*Provided records*.
________________________________________

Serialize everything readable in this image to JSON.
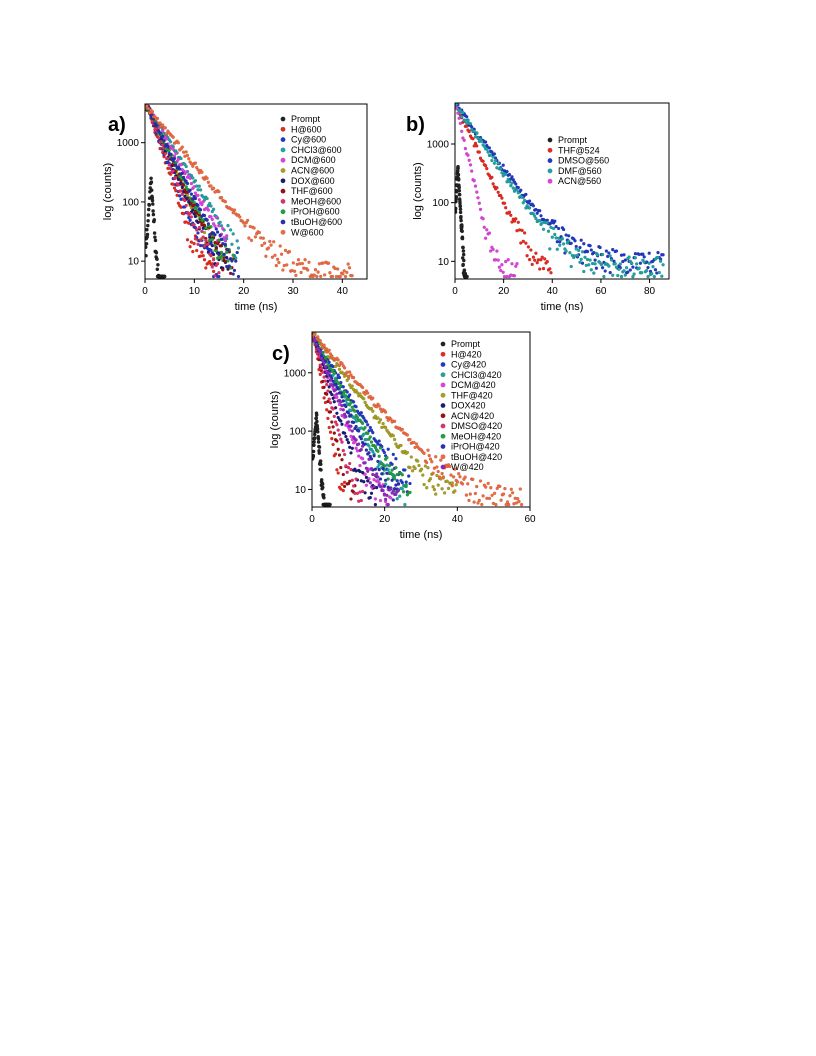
{
  "chart_data": [
    {
      "panel": "a)",
      "type": "scatter",
      "xlabel": "time (ns)",
      "ylabel": "log (counts)",
      "xlim": [
        0,
        45
      ],
      "ylim": [
        5,
        4500
      ],
      "yscale": "log",
      "xticks": [
        0,
        10,
        20,
        30,
        40
      ],
      "yticks": [
        10,
        100,
        1000
      ],
      "legend_position": "top-right",
      "series": [
        {
          "name": "Prompt",
          "color": "#222222",
          "peak": 250,
          "tau": 0.35,
          "tail": 0,
          "end": 4
        },
        {
          "name": "H@600",
          "color": "#e8281e",
          "peak": 4000,
          "tau": 1.7,
          "tail": 6,
          "end": 14
        },
        {
          "name": "Cy@600",
          "color": "#2238c8",
          "peak": 4000,
          "tau": 1.9,
          "tail": 6,
          "end": 15
        },
        {
          "name": "CHCl3@600",
          "color": "#1fa3a3",
          "peak": 4000,
          "tau": 3.3,
          "tail": 0,
          "end": 19
        },
        {
          "name": "DCM@600",
          "color": "#e040e0",
          "peak": 4000,
          "tau": 3.0,
          "tail": 0,
          "end": 17
        },
        {
          "name": "ACN@600",
          "color": "#a8a020",
          "peak": 4000,
          "tau": 2.3,
          "tail": 6,
          "end": 16
        },
        {
          "name": "DOX@600",
          "color": "#1a1a7a",
          "peak": 4000,
          "tau": 2.2,
          "tail": 6,
          "end": 17
        },
        {
          "name": "THF@600",
          "color": "#9a1010",
          "peak": 4000,
          "tau": 2.4,
          "tail": 6,
          "end": 18
        },
        {
          "name": "MeOH@600",
          "color": "#e0306a",
          "peak": 4000,
          "tau": 2.0,
          "tail": 6,
          "end": 15
        },
        {
          "name": "iPrOH@600",
          "color": "#22a040",
          "peak": 4000,
          "tau": 2.5,
          "tail": 6,
          "end": 18
        },
        {
          "name": "tBuOH@600",
          "color": "#2630b0",
          "peak": 4000,
          "tau": 2.6,
          "tail": 6,
          "end": 19
        },
        {
          "name": "W@600",
          "color": "#f06a40",
          "peak": 4000,
          "tau": 4.2,
          "tail": 6,
          "end": 42
        }
      ]
    },
    {
      "panel": "b)",
      "type": "scatter",
      "xlabel": "time (ns)",
      "ylabel": "log (counts)",
      "xlim": [
        0,
        88
      ],
      "ylim": [
        5,
        5000
      ],
      "yscale": "log",
      "xticks": [
        0,
        20,
        40,
        60,
        80
      ],
      "yticks": [
        10,
        100,
        1000
      ],
      "legend_position": "top-right",
      "series": [
        {
          "name": "Prompt",
          "color": "#222222",
          "peak": 400,
          "tau": 0.6,
          "tail": 0,
          "end": 5
        },
        {
          "name": "THF@524",
          "color": "#e8281e",
          "peak": 4500,
          "tau": 5.0,
          "tail": 6,
          "end": 40
        },
        {
          "name": "DMSO@560",
          "color": "#2238c8",
          "peak": 4500,
          "tau": 7.8,
          "tail": 10,
          "end": 86
        },
        {
          "name": "DMF@560",
          "color": "#1fa3a3",
          "peak": 4500,
          "tau": 7.2,
          "tail": 8,
          "end": 86
        },
        {
          "name": "ACN@560",
          "color": "#e040e0",
          "peak": 4500,
          "tau": 2.4,
          "tail": 7,
          "end": 26
        }
      ]
    },
    {
      "panel": "c)",
      "type": "scatter",
      "xlabel": "time (ns)",
      "ylabel": "log (counts)",
      "xlim": [
        0,
        60
      ],
      "ylim": [
        5,
        5000
      ],
      "yscale": "log",
      "xticks": [
        0,
        20,
        40,
        60
      ],
      "yticks": [
        10,
        100,
        1000
      ],
      "legend_position": "top-right",
      "series": [
        {
          "name": "Prompt",
          "color": "#222222",
          "peak": 200,
          "tau": 0.5,
          "tail": 0,
          "end": 5
        },
        {
          "name": "H@420",
          "color": "#e8281e",
          "peak": 4000,
          "tau": 1.2,
          "tail": 6,
          "end": 9
        },
        {
          "name": "Cy@420",
          "color": "#2238c8",
          "peak": 4000,
          "tau": 4.2,
          "tail": 6,
          "end": 27
        },
        {
          "name": "CHCl3@420",
          "color": "#1fa3a3",
          "peak": 4000,
          "tau": 3.5,
          "tail": 6,
          "end": 26
        },
        {
          "name": "DCM@420",
          "color": "#e040e0",
          "peak": 4000,
          "tau": 2.6,
          "tail": 6,
          "end": 22
        },
        {
          "name": "THF@420",
          "color": "#a8a020",
          "peak": 4500,
          "tau": 5.2,
          "tail": 7,
          "end": 40
        },
        {
          "name": "DOX420",
          "color": "#1a1a7a",
          "peak": 4000,
          "tau": 2.2,
          "tail": 6,
          "end": 18
        },
        {
          "name": "ACN@420",
          "color": "#9a1010",
          "peak": 4000,
          "tau": 1.5,
          "tail": 6,
          "end": 12
        },
        {
          "name": "DMSO@420",
          "color": "#e0306a",
          "peak": 4000,
          "tau": 1.8,
          "tail": 6,
          "end": 14
        },
        {
          "name": "MeOH@420",
          "color": "#22a040",
          "peak": 4000,
          "tau": 3.8,
          "tail": 6,
          "end": 27
        },
        {
          "name": "iPrOH@420",
          "color": "#2630b0",
          "peak": 4000,
          "tau": 3.2,
          "tail": 6,
          "end": 24
        },
        {
          "name": "tBuOH@420",
          "color": "#f06a40",
          "peak": 4500,
          "tau": 6.2,
          "tail": 7,
          "end": 58
        },
        {
          "name": "W@420",
          "color": "#8a2ac0",
          "peak": 4000,
          "tau": 2.8,
          "tail": 6,
          "end": 24
        }
      ]
    }
  ]
}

________________________________________

Pictures are excluded; repeat every record exactly.

Serialize everything readable in this image to JSON.
{
  "chart_data": [
    {
      "panel": "a)",
      "type": "scatter",
      "xlabel": "time (ns)",
      "ylabel": "log (counts)",
      "xlim": [
        0,
        45
      ],
      "ylim": [
        5,
        4500
      ],
      "yscale": "log",
      "xticks": [
        0,
        10,
        20,
        30,
        40
      ],
      "yticks": [
        10,
        100,
        1000
      ],
      "legend_position": "top-right",
      "series": [
        {
          "name": "Prompt",
          "color": "#222222",
          "peak": 250,
          "tau": 0.35,
          "tail": 0,
          "end": 4
        },
        {
          "name": "H@600",
          "color": "#e8281e",
          "peak": 4000,
          "tau": 1.7,
          "tail": 6,
          "end": 14
        },
        {
          "name": "Cy@600",
          "color": "#2238c8",
          "peak": 4000,
          "tau": 1.9,
          "tail": 6,
          "end": 15
        },
        {
          "name": "CHCl3@600",
          "color": "#1fa3a3",
          "peak": 4000,
          "tau": 3.3,
          "tail": 0,
          "end": 19
        },
        {
          "name": "DCM@600",
          "color": "#e040e0",
          "peak": 4000,
          "tau": 3.0,
          "tail": 0,
          "end": 17
        },
        {
          "name": "ACN@600",
          "color": "#a8a020",
          "peak": 4000,
          "tau": 2.3,
          "tail": 6,
          "end": 16
        },
        {
          "name": "DOX@600",
          "color": "#1a1a7a",
          "peak": 4000,
          "tau": 2.2,
          "tail": 6,
          "end": 17
        },
        {
          "name": "THF@600",
          "color": "#9a1010",
          "peak": 4000,
          "tau": 2.4,
          "tail": 6,
          "end": 18
        },
        {
          "name": "MeOH@600",
          "color": "#e0306a",
          "peak": 4000,
          "tau": 2.0,
          "tail": 6,
          "end": 15
        },
        {
          "name": "iPrOH@600",
          "color": "#22a040",
          "peak": 4000,
          "tau": 2.5,
          "tail": 6,
          "end": 18
        },
        {
          "name": "tBuOH@600",
          "color": "#2630b0",
          "peak": 4000,
          "tau": 2.6,
          "tail": 6,
          "end": 19
        },
        {
          "name": "W@600",
          "color": "#f06a40",
          "peak": 4000,
          "tau": 4.2,
          "tail": 6,
          "end": 42
        }
      ]
    },
    {
      "panel": "b)",
      "type": "scatter",
      "xlabel": "time (ns)",
      "ylabel": "log (counts)",
      "xlim": [
        0,
        88
      ],
      "ylim": [
        5,
        5000
      ],
      "yscale": "log",
      "xticks": [
        0,
        20,
        40,
        60,
        80
      ],
      "yticks": [
        10,
        100,
        1000
      ],
      "legend_position": "top-right",
      "series": [
        {
          "name": "Prompt",
          "color": "#222222",
          "peak": 400,
          "tau": 0.6,
          "tail": 0,
          "end": 5
        },
        {
          "name": "THF@524",
          "color": "#e8281e",
          "peak": 4500,
          "tau": 5.0,
          "tail": 6,
          "end": 40
        },
        {
          "name": "DMSO@560",
          "color": "#2238c8",
          "peak": 4500,
          "tau": 7.8,
          "tail": 10,
          "end": 86
        },
        {
          "name": "DMF@560",
          "color": "#1fa3a3",
          "peak": 4500,
          "tau": 7.2,
          "tail": 8,
          "end": 86
        },
        {
          "name": "ACN@560",
          "color": "#e040e0",
          "peak": 4500,
          "tau": 2.4,
          "tail": 7,
          "end": 26
        }
      ]
    },
    {
      "panel": "c)",
      "type": "scatter",
      "xlabel": "time (ns)",
      "ylabel": "log (counts)",
      "xlim": [
        0,
        60
      ],
      "ylim": [
        5,
        5000
      ],
      "yscale": "log",
      "xticks": [
        0,
        20,
        40,
        60
      ],
      "yticks": [
        10,
        100,
        1000
      ],
      "legend_position": "top-right",
      "series": [
        {
          "name": "Prompt",
          "color": "#222222",
          "peak": 200,
          "tau": 0.5,
          "tail": 0,
          "end": 5
        },
        {
          "name": "H@420",
          "color": "#e8281e",
          "peak": 4000,
          "tau": 1.2,
          "tail": 6,
          "end": 9
        },
        {
          "name": "Cy@420",
          "color": "#2238c8",
          "peak": 4000,
          "tau": 4.2,
          "tail": 6,
          "end": 27
        },
        {
          "name": "CHCl3@420",
          "color": "#1fa3a3",
          "peak": 4000,
          "tau": 3.5,
          "tail": 6,
          "end": 26
        },
        {
          "name": "DCM@420",
          "color": "#e040e0",
          "peak": 4000,
          "tau": 2.6,
          "tail": 6,
          "end": 22
        },
        {
          "name": "THF@420",
          "color": "#a8a020",
          "peak": 4500,
          "tau": 5.2,
          "tail": 7,
          "end": 40
        },
        {
          "name": "DOX420",
          "color": "#1a1a7a",
          "peak": 4000,
          "tau": 2.2,
          "tail": 6,
          "end": 18
        },
        {
          "name": "ACN@420",
          "color": "#9a1010",
          "peak": 4000,
          "tau": 1.5,
          "tail": 6,
          "end": 12
        },
        {
          "name": "DMSO@420",
          "color": "#e0306a",
          "peak": 4000,
          "tau": 1.8,
          "tail": 6,
          "end": 14
        },
        {
          "name": "MeOH@420",
          "color": "#22a040",
          "peak": 4000,
          "tau": 3.8,
          "tail": 6,
          "end": 27
        },
        {
          "name": "iPrOH@420",
          "color": "#2630b0",
          "peak": 4000,
          "tau": 3.2,
          "tail": 6,
          "end": 24
        },
        {
          "name": "tBuOH@420",
          "color": "#f06a40",
          "peak": 4500,
          "tau": 6.2,
          "tail": 7,
          "end": 58
        },
        {
          "name": "W@420",
          "color": "#8a2ac0",
          "peak": 4000,
          "tau": 2.8,
          "tail": 6,
          "end": 24
        }
      ]
    }
  ]
}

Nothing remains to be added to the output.